Task goal
In the listing below, identify each line with the word "name" and return those lines.

____________________

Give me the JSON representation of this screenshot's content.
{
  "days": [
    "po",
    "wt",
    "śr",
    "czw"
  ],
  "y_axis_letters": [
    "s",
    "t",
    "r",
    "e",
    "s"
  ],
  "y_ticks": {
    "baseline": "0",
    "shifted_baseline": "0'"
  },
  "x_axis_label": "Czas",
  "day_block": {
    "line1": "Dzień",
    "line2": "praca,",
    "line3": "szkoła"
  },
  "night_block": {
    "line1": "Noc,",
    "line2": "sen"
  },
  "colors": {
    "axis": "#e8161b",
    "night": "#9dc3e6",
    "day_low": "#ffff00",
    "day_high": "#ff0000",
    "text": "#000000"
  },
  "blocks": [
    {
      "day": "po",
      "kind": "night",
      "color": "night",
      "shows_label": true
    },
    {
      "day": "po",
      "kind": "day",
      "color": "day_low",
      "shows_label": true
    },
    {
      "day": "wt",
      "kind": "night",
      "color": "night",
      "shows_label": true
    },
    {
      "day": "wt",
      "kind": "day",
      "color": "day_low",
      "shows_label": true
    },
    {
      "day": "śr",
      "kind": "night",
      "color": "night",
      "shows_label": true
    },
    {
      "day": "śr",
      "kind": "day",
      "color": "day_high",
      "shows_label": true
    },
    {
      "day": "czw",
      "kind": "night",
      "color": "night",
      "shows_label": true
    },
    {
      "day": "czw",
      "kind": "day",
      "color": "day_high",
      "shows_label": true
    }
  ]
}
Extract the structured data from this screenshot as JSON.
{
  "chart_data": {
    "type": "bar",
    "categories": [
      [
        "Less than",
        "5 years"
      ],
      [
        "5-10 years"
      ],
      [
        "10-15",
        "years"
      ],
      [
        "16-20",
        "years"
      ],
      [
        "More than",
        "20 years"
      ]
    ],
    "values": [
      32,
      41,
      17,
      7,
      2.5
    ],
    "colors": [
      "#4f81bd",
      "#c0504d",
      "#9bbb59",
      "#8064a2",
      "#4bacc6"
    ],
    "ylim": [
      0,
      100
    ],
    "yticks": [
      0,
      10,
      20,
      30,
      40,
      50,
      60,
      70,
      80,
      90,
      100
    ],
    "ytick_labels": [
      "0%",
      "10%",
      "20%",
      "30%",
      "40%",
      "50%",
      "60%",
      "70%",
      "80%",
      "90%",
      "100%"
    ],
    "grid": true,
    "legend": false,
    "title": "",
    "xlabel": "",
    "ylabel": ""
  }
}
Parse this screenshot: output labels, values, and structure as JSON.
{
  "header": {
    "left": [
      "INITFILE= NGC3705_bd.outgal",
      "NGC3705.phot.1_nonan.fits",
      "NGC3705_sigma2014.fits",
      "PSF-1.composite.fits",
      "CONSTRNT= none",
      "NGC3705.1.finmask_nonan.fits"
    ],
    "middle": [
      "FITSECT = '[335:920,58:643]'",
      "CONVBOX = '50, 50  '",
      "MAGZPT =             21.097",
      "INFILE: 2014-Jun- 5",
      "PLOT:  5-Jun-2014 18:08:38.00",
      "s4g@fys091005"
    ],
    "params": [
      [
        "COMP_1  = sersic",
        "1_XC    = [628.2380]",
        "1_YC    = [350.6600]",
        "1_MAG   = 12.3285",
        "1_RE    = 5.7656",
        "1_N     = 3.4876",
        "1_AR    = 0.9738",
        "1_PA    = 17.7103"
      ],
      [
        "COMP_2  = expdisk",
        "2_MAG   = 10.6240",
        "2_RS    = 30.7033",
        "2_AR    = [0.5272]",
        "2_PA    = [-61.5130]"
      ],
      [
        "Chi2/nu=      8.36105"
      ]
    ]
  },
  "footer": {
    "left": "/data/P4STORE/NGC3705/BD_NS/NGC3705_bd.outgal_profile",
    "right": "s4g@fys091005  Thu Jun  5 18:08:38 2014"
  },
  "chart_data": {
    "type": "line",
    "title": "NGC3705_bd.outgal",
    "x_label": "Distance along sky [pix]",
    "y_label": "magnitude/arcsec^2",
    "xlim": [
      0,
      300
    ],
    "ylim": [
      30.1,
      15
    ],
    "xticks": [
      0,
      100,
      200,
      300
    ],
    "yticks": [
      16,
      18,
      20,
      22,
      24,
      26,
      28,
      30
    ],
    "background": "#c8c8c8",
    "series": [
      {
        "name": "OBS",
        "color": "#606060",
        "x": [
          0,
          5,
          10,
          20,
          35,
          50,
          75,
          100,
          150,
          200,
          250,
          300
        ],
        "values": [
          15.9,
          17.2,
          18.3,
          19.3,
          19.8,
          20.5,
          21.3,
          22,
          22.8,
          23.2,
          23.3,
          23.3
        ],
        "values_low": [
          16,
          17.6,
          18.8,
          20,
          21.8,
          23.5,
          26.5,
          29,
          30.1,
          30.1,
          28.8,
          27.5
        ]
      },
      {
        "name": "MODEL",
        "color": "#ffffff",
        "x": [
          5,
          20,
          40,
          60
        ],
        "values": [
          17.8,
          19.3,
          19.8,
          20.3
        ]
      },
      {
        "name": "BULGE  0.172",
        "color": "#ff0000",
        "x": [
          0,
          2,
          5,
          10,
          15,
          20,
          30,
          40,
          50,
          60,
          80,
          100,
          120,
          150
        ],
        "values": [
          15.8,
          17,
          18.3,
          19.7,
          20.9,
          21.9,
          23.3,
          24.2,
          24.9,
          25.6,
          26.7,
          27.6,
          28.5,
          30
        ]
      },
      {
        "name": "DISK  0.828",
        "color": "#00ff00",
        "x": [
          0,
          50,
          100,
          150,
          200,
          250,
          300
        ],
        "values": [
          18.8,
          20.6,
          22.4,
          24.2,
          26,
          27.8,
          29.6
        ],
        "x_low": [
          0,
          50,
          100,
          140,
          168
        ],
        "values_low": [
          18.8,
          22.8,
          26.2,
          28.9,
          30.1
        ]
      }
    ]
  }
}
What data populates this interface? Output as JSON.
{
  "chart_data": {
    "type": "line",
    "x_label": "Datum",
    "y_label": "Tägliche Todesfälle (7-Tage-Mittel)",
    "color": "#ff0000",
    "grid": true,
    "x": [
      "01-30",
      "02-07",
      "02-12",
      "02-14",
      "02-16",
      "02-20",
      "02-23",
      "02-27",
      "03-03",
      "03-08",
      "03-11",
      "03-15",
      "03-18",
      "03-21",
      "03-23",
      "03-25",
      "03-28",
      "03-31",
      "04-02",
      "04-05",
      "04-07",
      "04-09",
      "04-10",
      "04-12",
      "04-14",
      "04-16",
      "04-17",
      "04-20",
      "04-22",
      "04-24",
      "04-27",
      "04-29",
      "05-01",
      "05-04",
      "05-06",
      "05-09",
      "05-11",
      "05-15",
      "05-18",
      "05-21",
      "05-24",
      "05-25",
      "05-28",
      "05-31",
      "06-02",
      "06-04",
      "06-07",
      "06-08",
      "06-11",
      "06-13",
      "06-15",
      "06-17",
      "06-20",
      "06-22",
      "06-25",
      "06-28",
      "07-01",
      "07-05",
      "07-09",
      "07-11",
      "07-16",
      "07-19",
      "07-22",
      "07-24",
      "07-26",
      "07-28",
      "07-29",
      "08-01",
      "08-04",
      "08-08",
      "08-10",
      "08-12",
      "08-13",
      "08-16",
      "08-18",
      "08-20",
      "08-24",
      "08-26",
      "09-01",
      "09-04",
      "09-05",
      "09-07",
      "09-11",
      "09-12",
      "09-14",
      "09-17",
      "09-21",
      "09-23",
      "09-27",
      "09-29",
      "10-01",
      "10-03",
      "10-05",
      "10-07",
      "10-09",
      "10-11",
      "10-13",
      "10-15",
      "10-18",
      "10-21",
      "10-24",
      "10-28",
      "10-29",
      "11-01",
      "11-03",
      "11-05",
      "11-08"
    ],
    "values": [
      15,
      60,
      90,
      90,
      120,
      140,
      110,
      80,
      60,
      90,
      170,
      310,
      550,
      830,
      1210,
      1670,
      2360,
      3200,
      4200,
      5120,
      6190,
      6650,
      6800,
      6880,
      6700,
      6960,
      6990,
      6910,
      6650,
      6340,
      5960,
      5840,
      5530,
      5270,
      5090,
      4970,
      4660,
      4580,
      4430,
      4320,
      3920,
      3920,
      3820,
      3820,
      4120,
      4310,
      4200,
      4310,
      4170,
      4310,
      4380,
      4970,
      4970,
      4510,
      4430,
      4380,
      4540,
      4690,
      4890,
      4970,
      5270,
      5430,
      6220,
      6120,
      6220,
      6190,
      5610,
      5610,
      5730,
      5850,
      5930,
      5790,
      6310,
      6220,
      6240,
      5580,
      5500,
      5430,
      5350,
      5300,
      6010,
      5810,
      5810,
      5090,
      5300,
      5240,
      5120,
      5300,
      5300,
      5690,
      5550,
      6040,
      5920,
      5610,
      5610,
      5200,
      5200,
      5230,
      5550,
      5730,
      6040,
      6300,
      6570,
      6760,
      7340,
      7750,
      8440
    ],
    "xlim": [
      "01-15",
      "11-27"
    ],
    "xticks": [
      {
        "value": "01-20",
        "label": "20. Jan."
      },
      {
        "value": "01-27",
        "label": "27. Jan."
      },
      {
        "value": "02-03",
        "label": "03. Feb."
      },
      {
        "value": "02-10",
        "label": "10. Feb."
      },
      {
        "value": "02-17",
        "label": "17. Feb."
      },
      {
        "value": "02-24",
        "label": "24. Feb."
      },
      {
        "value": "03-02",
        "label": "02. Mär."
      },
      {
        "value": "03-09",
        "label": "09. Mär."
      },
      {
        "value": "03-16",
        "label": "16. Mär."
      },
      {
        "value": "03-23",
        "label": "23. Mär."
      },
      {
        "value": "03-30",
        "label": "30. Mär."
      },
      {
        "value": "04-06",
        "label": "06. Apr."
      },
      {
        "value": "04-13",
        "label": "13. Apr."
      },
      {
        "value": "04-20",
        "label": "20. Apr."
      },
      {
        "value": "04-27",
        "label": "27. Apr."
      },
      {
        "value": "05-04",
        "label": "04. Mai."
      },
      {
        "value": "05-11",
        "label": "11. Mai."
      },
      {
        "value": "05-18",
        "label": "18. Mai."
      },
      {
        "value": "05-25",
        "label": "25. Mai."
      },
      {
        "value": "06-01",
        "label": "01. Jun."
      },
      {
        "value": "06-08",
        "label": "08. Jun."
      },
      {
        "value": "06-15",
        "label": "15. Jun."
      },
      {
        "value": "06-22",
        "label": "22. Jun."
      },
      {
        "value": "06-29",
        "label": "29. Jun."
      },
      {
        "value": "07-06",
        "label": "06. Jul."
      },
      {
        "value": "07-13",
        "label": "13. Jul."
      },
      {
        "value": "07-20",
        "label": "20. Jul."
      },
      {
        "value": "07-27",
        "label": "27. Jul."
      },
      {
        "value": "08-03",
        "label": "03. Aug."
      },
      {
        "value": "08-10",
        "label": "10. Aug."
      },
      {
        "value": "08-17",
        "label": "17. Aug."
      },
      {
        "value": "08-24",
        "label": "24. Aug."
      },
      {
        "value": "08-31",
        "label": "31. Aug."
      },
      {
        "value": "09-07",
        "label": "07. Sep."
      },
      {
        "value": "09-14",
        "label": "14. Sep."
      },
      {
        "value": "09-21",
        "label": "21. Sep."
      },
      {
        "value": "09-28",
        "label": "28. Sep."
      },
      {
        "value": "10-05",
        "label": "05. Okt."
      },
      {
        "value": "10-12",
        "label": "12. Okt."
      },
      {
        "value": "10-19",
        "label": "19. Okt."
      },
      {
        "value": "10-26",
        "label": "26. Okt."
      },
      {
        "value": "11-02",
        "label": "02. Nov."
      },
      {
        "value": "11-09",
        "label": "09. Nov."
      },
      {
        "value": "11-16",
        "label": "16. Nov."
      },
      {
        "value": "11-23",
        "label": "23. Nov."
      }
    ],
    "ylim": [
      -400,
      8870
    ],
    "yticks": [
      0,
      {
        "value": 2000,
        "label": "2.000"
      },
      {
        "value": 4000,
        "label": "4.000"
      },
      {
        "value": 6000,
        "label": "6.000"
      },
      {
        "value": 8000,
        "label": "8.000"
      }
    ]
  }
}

____________________

Written answer
        "name": "OBS",
        "name": "MODEL",
        "name": "BULGE  0.172",
        "name": "DISK  0.828",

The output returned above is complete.